• Chart and figure data
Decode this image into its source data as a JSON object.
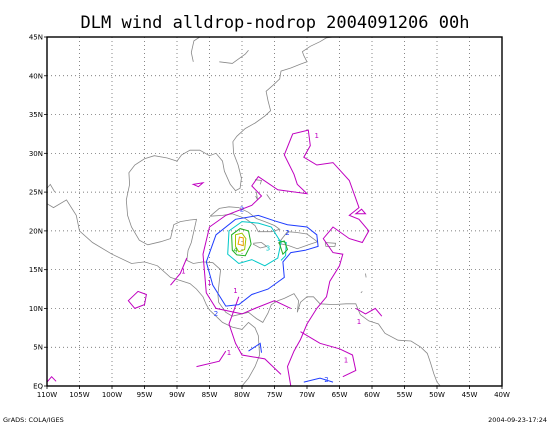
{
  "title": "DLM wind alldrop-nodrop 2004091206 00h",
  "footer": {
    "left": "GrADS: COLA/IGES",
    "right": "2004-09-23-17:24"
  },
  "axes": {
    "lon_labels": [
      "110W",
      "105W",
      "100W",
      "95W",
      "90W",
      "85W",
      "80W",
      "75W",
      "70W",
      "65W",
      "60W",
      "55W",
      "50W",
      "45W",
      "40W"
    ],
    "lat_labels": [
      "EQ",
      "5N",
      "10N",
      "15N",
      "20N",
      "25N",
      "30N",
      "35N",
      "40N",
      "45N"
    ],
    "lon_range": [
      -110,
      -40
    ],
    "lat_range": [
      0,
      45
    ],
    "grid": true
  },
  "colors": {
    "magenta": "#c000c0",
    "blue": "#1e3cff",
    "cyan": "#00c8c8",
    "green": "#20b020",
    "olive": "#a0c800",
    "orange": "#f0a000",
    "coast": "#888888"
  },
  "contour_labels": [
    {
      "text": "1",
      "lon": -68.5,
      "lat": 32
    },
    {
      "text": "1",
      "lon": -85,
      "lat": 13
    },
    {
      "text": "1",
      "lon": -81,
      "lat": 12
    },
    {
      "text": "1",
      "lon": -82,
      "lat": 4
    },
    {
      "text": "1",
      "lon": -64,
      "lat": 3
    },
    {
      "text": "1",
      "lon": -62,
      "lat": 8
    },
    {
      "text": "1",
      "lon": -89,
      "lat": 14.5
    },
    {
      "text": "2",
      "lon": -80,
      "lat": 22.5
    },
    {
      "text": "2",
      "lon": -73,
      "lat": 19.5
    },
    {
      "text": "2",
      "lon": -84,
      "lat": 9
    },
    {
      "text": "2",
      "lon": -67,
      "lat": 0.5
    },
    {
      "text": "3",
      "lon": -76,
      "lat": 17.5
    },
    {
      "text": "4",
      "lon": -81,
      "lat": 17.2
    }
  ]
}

* * *

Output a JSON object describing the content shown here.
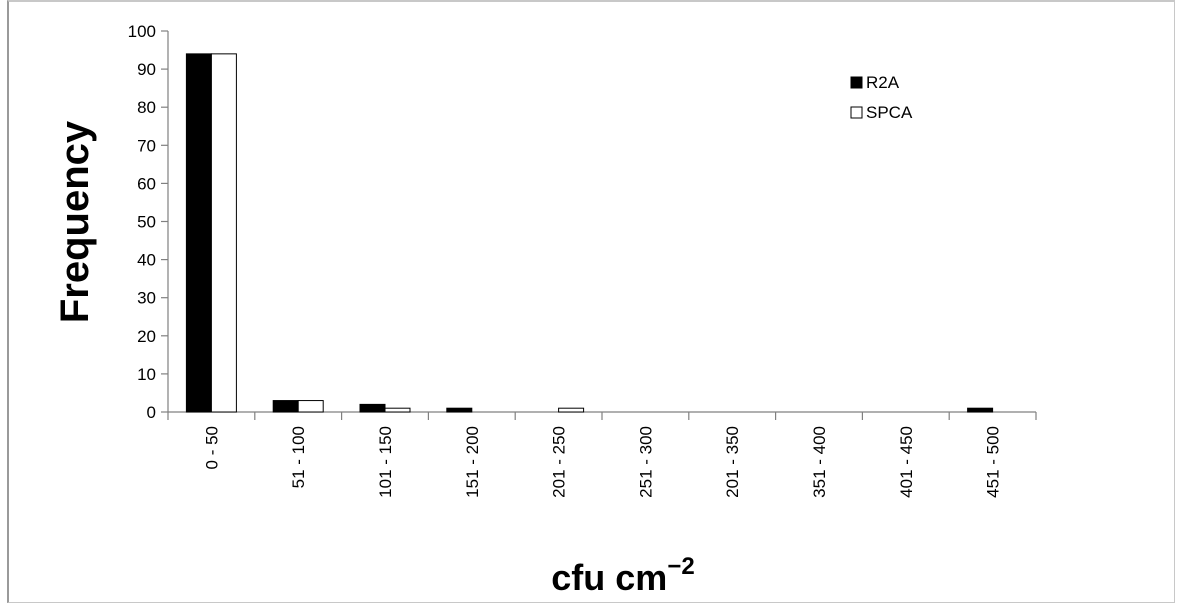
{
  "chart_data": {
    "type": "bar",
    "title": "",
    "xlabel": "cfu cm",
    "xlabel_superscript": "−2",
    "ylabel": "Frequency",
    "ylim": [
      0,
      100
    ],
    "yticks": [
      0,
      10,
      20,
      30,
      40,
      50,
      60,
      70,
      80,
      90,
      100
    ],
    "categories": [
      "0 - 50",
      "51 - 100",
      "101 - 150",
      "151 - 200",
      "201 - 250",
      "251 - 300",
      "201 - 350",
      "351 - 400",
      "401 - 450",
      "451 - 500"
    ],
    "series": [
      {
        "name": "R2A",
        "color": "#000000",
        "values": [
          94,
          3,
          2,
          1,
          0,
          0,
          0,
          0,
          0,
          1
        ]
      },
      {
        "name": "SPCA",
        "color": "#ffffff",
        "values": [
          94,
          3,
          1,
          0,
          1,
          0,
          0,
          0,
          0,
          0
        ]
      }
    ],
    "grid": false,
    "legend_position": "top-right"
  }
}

• WHAT TO PRODUCE
How many lines in the data contain the string "right"? Respond with the number only.

• PROBLEM SOLUTION
2